(Region and label listings)
•••••

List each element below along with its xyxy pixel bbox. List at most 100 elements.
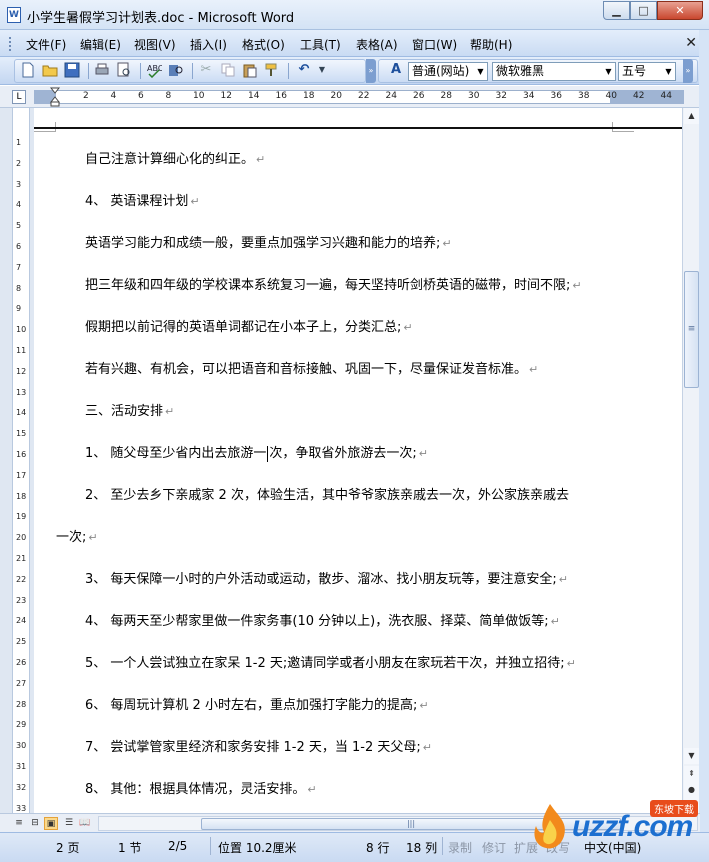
styles-formatting-icon[interactable]: A [388,62,404,78]
ruler-number: 42 [633,91,645,101]
paragraph-text: 把三年级和四年级的学校课本系统复习一遍，每天坚持听剑桥英语的磁带，时间不限; [85,278,571,293]
paragraph[interactable]: 三、活动安排 ↵ [85,400,174,419]
vertical-ruler-number: 16 [16,450,27,459]
menu-file[interactable]: 文件(F) [26,36,66,53]
ruler-number: 24 [385,91,397,101]
status-page: 2 页 [56,841,80,855]
chevron-down-icon[interactable]: ▼ [602,63,615,80]
paragraph[interactable]: 若有兴趣、有机会，可以把语音和音标接触、巩固一下，尽量保证发音标准。 ↵ [85,358,538,377]
status-track-changes[interactable]: 修订 [482,839,506,856]
paragraph-with-cursor[interactable]: 1、 随父母至少省内出去旅游一 次，争取省外旅游去一次; ↵ [85,442,428,462]
paragraph[interactable]: 自己注意计算细心化的纠正。 ↵ [85,148,265,167]
formatting-options-chevron-icon[interactable]: » [683,59,693,83]
status-divider [210,837,211,855]
scroll-up-icon[interactable]: ▲ [684,108,699,124]
paragraph-mark-icon: ↵ [566,657,576,670]
ruler-number: 32 [495,91,507,101]
paragraph[interactable]: 把三年级和四年级的学校课本系统复习一遍，每天坚持听剑桥英语的磁带，时间不限; ↵ [85,274,582,293]
document-page[interactable]: 自己注意计算细心化的纠正。 ↵ 4、 英语课程计划 ↵ 英语学习能力和成绩一般，要重… [34,108,682,813]
menu-table[interactable]: 表格(A) [356,36,398,53]
paragraph[interactable]: 假期把以前记得的英语单词都记在小本子上，分类汇总; ↵ [85,316,413,335]
font-size-select[interactable]: 五号 ▼ [618,62,676,81]
outline-view-icon[interactable]: ☰ [62,817,76,830]
vertical-ruler-number: 2 [16,158,22,168]
paragraph[interactable]: 5、 一个人尝试独立在家呆 1-2 天;邀请同学或者小朋友在家玩若干次，并独立招… [85,652,576,671]
print-layout-view-icon[interactable]: ▣ [44,817,58,830]
menu-help[interactable]: 帮助(H) [470,36,512,53]
chevron-down-icon[interactable]: ▼ [474,63,487,80]
vertical-ruler-number: 6 [16,242,22,251]
vertical-ruler-number: 26 [16,658,27,667]
minimize-button[interactable]: ▁ [603,1,630,20]
paragraph-text: 8、 其他：根据具体情况，灵活安排。 [85,782,306,797]
menu-tools[interactable]: 工具(T) [300,36,341,53]
reading-layout-view-icon[interactable]: 📖 [78,817,92,830]
vertical-ruler-number: 9 [16,304,22,314]
paragraph[interactable]: 7、 尝试掌管家里经济和家务安排 1-2 天，当 1-2 天父母; ↵ [85,736,432,755]
vertical-ruler-number: 30 [16,741,27,751]
paragraph[interactable]: 4、 每两天至少帮家里做一件家务事(10 分钟以上)，洗衣服、择菜、简单做饭等;… [85,610,560,629]
status-section: 1 节 [118,841,142,855]
paragraph[interactable]: 2、 至少去乡下亲戚家 2 次，体验生活，其中爷爷家族亲戚去一次，外公家族亲戚去 [85,484,569,503]
menu-format[interactable]: 格式(O) [242,36,285,53]
paragraph[interactable]: 一次; ↵ [56,526,98,545]
paragraph-mark-icon: ↵ [88,531,98,544]
paragraph-mark-icon: ↵ [256,153,266,166]
web-layout-view-icon[interactable]: ⊟ [28,817,42,830]
copy-icon[interactable] [220,62,236,78]
svg-text:ABC: ABC [147,64,162,73]
standard-toolbar: ABC ✂ ↶ ▼ » A 普通(网站) ▼ 微软雅黑 ▼ 五号 ▼ » [0,57,709,85]
format-painter-icon[interactable] [264,62,280,78]
vertical-scrollbar[interactable]: ▲ ≡ ▼ ⇞ ● ⇟ [682,108,699,814]
print-preview-icon[interactable] [116,62,132,78]
vertical-ruler[interactable]: 1 2 3 4 5 6 7 8 9 10 11 12 13 14 15 16 17 18 19 20 21 22 23 24 2… [12,108,30,813]
scroll-down-icon[interactable]: ▼ [684,748,699,764]
menu-grip-icon[interactable] [9,37,12,51]
vertical-scroll-thumb[interactable]: ≡ [684,271,699,388]
vertical-ruler-number: 25 [16,637,27,647]
select-browse-object-icon[interactable]: ● [684,782,699,798]
vertical-ruler-number: 7 [16,262,22,272]
paragraph[interactable]: 6、 每周玩计算机 2 小时左右，重点加强打字能力的提高; ↵ [85,694,429,713]
vertical-ruler-number: 12 [16,366,27,376]
paragraph-text: 自己注意计算细心化的纠正。 [85,152,255,167]
indent-marker-icon[interactable] [50,87,60,107]
open-icon[interactable] [42,62,58,78]
previous-page-icon[interactable]: ⇞ [684,766,699,782]
style-select[interactable]: 普通(网站) ▼ [408,62,488,81]
paragraph-text: 7、 尝试掌管家里经济和家务安排 1-2 天，当 1-2 天父母; [85,740,421,755]
word-app-icon[interactable]: W [7,7,21,23]
toolbar-options-chevron-icon[interactable]: » [366,59,376,83]
font-select[interactable]: 微软雅黑 ▼ [492,62,616,81]
close-button[interactable]: ✕ [657,1,703,20]
chevron-down-icon[interactable]: ▼ [662,63,675,80]
undo-icon[interactable]: ↶ [296,62,312,78]
paragraph-mark-icon: ↵ [422,741,432,754]
vertical-ruler-number: 11 [16,346,27,355]
menu-insert[interactable]: 插入(I) [190,36,227,53]
status-record[interactable]: 录制 [448,839,472,856]
maximize-button[interactable]: □ [630,1,657,20]
print-icon[interactable] [94,62,110,78]
undo-dropdown-chevron-down-icon[interactable]: ▼ [314,62,330,78]
paragraph-text: 4、 英语课程计划 [85,194,189,209]
cut-icon[interactable]: ✂ [198,62,214,78]
research-icon[interactable] [168,62,184,78]
paragraph[interactable]: 3、 每天保障一小时的户外活动或运动，散步、溜冰、找小朋友玩等，要注意安全; ↵ [85,568,568,587]
paragraph[interactable]: 4、 英语课程计划 ↵ [85,190,200,209]
save-icon[interactable] [64,62,80,78]
spelling-icon[interactable]: ABC [146,62,164,79]
paste-icon[interactable] [242,62,258,78]
menu-window[interactable]: 窗口(W) [412,36,457,53]
new-icon[interactable] [20,62,36,78]
paragraph[interactable]: 英语学习能力和成绩一般，要重点加强学习兴趣和能力的培养; ↵ [85,232,452,251]
close-document-icon[interactable]: ✕ [685,35,697,51]
paragraph[interactable]: 8、 其他：根据具体情况，灵活安排。 ↵ [85,778,317,797]
menu-edit[interactable]: 编辑(E) [80,36,121,53]
normal-view-icon[interactable]: ≡ [12,817,26,830]
tab-selector[interactable]: L [12,90,26,104]
paragraph-mark-icon: ↵ [572,279,582,292]
vertical-ruler-number: 32 [16,782,27,792]
vertical-ruler-number: 33 [16,803,27,813]
menu-view[interactable]: 视图(V) [134,36,176,53]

•••••

▶ _Written instruction_
Convert the rows between the line holding "styles-formatting-icon[interactable]: A [388,62,404,78]" and the line holding "chevron-down-icon[interactable]: ▼ [602,63,615,80]", inclusive, into a JSON list of strings with one string per line.

▶ _Solution for this problem_
[
  "styles-formatting-icon[interactable]: A [388,62,404,78]",
  "ruler-number: 42 [633,91,645,101]",
  "paragraph-text: 把三年级和四年级的学校课本系统复习一遍，每天坚持听剑桥英语的磁带，时间不限; [85,278,571,293]",
  "paragraph[interactable]: 三、活动安排 ↵ [85,400,174,419]",
  "vertical-ruler-number: 16 [16,450,27,459]",
  "menu-file[interactable]: 文件(F) [26,36,66,53]",
  "ruler-number: 24 [385,91,397,101]",
  "status-page: 2 页 [56,841,80,855]",
  "chevron-down-icon[interactable]: ▼ [602,63,615,80]"
]